• _WHAT YOU WILL DO_: Locate and copy each line in the data that contains the word "Answer".
============
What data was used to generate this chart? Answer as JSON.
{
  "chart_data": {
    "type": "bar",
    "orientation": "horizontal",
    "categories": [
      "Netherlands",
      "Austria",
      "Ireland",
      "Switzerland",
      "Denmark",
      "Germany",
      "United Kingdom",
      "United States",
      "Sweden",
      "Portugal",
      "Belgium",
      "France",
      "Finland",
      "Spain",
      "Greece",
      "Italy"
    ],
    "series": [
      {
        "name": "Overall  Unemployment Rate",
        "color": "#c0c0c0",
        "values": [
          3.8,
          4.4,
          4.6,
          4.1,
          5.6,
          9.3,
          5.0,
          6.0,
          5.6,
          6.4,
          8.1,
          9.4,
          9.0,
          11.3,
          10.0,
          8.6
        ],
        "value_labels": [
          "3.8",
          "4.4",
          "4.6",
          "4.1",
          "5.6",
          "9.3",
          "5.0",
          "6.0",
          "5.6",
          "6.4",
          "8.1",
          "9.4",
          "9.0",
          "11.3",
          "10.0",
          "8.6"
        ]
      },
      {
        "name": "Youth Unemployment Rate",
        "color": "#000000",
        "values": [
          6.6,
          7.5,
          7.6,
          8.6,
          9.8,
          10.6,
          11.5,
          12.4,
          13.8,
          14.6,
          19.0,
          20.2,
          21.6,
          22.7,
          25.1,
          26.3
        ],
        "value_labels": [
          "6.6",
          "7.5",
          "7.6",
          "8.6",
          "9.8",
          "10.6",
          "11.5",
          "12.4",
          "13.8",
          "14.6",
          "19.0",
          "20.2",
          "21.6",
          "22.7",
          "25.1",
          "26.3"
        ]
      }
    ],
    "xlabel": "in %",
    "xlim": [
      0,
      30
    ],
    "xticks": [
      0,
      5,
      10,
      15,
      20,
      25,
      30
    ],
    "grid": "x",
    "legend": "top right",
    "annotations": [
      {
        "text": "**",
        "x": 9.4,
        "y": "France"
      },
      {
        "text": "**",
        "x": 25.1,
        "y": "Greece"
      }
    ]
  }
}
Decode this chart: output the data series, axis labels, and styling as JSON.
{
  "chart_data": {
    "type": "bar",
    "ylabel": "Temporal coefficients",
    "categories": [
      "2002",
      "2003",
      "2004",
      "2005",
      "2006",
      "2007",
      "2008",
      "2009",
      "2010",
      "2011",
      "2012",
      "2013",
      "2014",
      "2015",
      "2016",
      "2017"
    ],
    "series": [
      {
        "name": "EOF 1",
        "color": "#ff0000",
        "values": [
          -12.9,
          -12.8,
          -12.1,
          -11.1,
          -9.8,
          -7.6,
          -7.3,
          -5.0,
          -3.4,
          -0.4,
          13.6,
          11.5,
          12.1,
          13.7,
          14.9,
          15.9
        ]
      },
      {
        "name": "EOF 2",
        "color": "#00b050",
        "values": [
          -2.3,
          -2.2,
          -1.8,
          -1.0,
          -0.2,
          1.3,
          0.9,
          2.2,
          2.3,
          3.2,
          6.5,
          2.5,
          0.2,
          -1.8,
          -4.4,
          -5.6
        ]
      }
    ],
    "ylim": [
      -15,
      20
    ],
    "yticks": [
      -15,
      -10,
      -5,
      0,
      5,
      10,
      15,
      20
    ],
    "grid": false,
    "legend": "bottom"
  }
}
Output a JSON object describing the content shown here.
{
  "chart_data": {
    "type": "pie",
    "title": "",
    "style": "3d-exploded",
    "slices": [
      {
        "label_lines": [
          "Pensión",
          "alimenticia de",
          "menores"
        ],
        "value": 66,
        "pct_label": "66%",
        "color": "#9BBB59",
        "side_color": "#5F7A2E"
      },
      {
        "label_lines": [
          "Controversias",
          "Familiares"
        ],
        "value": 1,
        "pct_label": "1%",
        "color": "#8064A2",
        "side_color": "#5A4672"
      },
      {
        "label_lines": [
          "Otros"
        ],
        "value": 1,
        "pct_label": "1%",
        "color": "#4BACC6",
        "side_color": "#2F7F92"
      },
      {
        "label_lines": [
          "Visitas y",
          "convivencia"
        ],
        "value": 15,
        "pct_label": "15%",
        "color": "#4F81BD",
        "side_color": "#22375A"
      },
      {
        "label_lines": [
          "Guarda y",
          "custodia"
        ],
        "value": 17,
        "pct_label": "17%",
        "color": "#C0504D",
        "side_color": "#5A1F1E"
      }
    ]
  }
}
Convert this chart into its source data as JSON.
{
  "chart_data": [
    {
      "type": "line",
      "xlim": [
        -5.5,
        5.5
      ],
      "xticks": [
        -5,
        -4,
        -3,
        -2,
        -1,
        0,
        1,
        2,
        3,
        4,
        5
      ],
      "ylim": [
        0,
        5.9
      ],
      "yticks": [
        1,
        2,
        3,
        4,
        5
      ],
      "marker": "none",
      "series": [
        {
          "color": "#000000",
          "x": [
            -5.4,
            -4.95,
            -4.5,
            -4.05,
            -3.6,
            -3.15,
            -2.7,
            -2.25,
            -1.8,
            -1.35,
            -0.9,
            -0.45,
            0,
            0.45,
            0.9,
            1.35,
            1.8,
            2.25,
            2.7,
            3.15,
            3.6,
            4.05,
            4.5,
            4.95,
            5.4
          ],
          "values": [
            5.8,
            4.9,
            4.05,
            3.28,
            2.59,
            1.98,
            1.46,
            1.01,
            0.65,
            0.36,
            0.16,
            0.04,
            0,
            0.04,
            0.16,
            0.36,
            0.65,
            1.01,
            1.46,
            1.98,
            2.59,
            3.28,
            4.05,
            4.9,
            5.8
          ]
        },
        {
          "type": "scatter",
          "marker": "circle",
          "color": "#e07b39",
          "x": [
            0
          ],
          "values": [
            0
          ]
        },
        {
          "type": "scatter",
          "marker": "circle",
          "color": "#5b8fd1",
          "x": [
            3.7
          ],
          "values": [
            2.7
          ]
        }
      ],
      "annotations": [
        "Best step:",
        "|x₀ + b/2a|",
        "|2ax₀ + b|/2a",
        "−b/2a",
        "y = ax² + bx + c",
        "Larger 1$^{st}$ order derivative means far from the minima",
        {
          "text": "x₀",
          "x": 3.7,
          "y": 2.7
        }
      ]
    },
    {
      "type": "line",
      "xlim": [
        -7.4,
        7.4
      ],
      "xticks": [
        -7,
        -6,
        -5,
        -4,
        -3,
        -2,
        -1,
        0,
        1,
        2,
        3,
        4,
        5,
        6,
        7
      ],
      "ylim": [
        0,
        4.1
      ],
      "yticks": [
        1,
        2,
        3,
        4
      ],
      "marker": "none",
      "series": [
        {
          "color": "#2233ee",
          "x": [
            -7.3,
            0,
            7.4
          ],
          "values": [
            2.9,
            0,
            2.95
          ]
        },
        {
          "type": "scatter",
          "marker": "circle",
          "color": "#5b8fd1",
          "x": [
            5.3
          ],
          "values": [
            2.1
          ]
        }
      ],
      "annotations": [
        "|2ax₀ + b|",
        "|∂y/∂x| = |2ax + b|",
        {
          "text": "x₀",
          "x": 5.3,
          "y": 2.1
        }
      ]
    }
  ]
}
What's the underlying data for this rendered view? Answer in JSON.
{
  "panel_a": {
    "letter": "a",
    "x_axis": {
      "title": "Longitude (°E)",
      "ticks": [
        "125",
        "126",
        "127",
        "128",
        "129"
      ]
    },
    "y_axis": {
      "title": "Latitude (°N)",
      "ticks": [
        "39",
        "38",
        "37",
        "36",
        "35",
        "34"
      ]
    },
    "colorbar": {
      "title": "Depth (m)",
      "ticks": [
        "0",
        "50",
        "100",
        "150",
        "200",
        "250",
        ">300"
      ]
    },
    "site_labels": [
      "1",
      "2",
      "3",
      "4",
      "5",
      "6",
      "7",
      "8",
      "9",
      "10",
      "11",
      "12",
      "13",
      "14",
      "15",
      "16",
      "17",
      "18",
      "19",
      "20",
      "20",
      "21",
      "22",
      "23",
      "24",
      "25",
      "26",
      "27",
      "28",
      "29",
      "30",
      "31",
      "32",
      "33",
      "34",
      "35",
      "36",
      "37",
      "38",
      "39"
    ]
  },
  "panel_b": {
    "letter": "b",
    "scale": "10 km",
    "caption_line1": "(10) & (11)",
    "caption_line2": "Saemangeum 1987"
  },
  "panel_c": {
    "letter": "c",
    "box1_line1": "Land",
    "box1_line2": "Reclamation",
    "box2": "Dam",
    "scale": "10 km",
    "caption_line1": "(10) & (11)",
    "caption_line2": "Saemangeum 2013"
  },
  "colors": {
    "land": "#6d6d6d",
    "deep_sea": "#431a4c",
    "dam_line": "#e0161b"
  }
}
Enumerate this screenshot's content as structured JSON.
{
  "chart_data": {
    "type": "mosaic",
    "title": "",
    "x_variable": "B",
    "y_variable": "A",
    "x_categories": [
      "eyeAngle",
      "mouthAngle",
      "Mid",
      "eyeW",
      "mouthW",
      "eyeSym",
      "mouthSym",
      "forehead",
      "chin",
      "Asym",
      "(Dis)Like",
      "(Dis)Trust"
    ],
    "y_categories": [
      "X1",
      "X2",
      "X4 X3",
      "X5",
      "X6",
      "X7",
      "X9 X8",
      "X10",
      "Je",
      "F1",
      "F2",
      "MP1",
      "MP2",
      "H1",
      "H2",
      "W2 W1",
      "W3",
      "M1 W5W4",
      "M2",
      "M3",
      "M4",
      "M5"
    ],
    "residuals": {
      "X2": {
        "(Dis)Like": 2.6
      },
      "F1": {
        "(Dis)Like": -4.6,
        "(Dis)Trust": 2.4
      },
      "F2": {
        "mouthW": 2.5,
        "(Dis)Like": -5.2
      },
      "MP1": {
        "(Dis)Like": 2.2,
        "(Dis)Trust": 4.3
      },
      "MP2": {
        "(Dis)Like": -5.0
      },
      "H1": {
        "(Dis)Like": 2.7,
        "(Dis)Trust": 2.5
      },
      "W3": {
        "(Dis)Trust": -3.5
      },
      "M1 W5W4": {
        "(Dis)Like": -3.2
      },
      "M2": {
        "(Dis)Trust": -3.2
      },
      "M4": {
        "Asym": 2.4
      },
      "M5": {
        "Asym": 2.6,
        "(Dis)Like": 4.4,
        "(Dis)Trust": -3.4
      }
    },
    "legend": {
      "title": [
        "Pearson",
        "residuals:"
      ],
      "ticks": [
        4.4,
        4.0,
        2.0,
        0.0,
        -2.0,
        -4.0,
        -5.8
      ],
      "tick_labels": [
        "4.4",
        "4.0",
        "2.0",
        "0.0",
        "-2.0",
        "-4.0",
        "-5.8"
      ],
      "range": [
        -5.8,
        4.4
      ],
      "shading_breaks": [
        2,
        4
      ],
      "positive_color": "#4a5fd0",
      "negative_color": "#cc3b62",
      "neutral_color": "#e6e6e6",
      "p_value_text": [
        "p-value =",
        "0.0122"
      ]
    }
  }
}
============
• _FINISHED TASK_:
What data was used to generate this chart? Answer as JSON.
What's the underlying data for this rendered view? Answer in JSON.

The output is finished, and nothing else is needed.